[Exercise goal]
Of all the lines in the material below, how many include the string "Madre"? Give the number only.

************

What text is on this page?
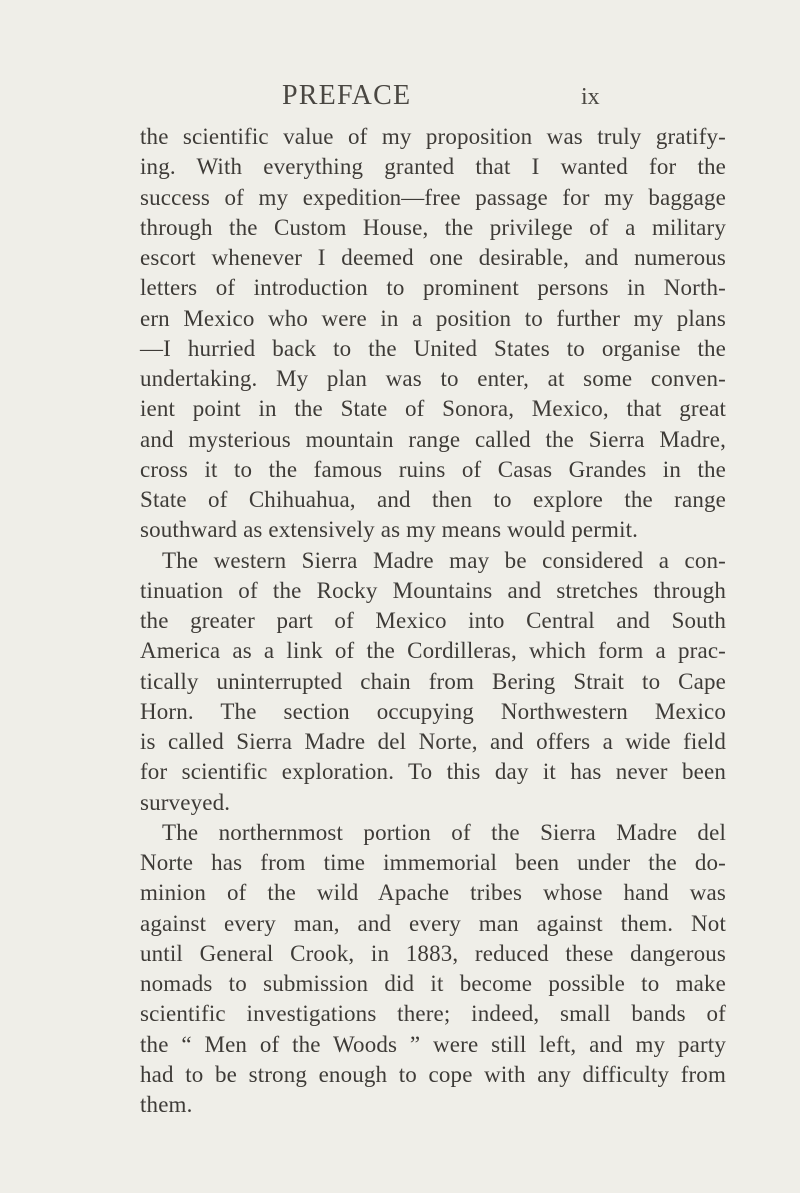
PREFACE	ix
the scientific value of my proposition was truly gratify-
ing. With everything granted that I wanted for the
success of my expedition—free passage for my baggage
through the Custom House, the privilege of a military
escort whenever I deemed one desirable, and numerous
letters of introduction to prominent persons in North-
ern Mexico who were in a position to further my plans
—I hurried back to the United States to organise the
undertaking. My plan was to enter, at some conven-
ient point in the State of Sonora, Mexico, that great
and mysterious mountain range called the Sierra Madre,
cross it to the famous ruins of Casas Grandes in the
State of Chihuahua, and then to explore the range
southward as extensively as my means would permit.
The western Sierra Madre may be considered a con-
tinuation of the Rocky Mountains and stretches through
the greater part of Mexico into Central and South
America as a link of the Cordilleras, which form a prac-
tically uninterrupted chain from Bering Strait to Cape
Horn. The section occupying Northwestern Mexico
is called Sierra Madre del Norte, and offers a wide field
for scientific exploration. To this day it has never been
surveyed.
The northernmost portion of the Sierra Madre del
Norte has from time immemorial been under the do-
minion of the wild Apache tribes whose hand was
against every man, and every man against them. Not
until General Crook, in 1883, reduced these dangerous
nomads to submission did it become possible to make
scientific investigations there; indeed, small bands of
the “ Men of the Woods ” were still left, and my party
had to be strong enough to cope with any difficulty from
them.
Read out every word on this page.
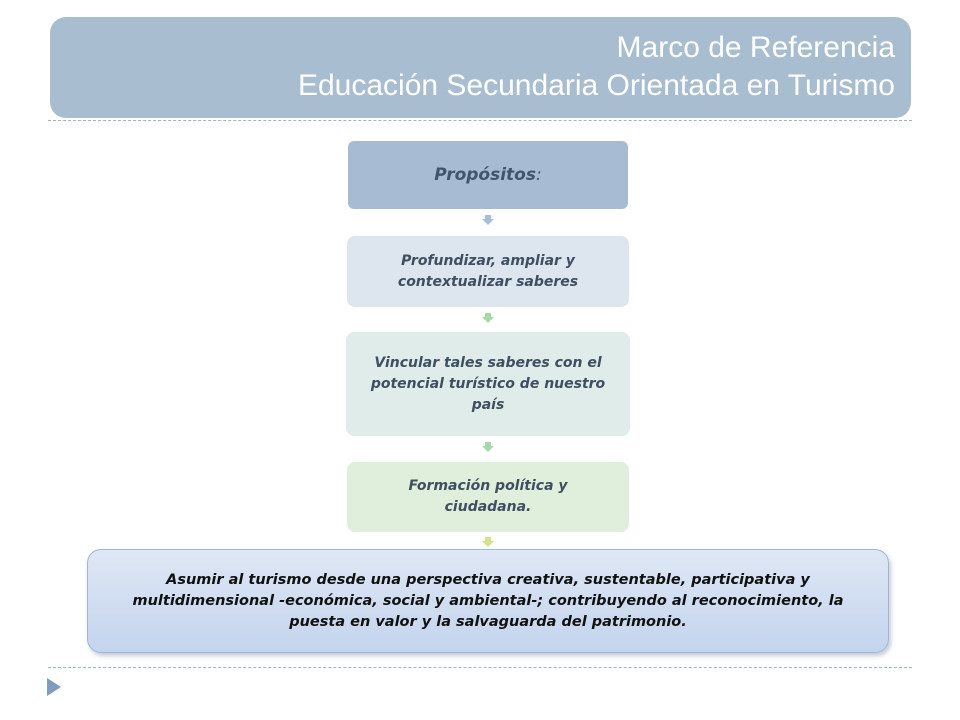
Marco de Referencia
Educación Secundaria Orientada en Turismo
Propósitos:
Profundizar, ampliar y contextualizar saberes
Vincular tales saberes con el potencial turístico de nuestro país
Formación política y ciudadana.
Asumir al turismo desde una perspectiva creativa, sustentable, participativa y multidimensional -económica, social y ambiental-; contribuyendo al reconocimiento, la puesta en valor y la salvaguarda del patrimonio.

************

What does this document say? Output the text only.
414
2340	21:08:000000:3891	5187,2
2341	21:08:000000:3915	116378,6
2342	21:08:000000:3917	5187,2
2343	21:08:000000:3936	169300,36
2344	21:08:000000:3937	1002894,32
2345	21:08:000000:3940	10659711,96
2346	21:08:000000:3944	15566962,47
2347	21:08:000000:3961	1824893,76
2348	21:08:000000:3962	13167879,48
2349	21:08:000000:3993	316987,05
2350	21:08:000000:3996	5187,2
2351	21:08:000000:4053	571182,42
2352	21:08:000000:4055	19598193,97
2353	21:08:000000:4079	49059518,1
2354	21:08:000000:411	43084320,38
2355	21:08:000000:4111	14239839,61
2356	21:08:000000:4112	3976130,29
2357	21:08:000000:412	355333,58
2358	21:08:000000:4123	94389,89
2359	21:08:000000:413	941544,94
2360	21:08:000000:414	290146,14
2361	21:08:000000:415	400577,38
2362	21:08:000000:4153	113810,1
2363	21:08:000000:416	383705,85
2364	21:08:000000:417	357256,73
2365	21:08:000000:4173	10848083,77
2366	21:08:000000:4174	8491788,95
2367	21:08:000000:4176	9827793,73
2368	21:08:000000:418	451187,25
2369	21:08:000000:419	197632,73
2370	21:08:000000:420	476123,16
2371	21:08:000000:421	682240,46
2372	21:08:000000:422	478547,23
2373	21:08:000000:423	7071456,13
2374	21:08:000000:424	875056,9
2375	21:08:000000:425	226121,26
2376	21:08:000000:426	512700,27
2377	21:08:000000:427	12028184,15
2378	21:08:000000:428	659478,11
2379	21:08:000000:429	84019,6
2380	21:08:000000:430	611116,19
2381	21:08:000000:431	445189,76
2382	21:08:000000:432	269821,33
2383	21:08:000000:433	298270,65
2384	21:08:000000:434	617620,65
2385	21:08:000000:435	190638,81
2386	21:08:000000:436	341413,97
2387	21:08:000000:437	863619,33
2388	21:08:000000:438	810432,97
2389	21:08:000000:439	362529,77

************

[Output of the exercise]
4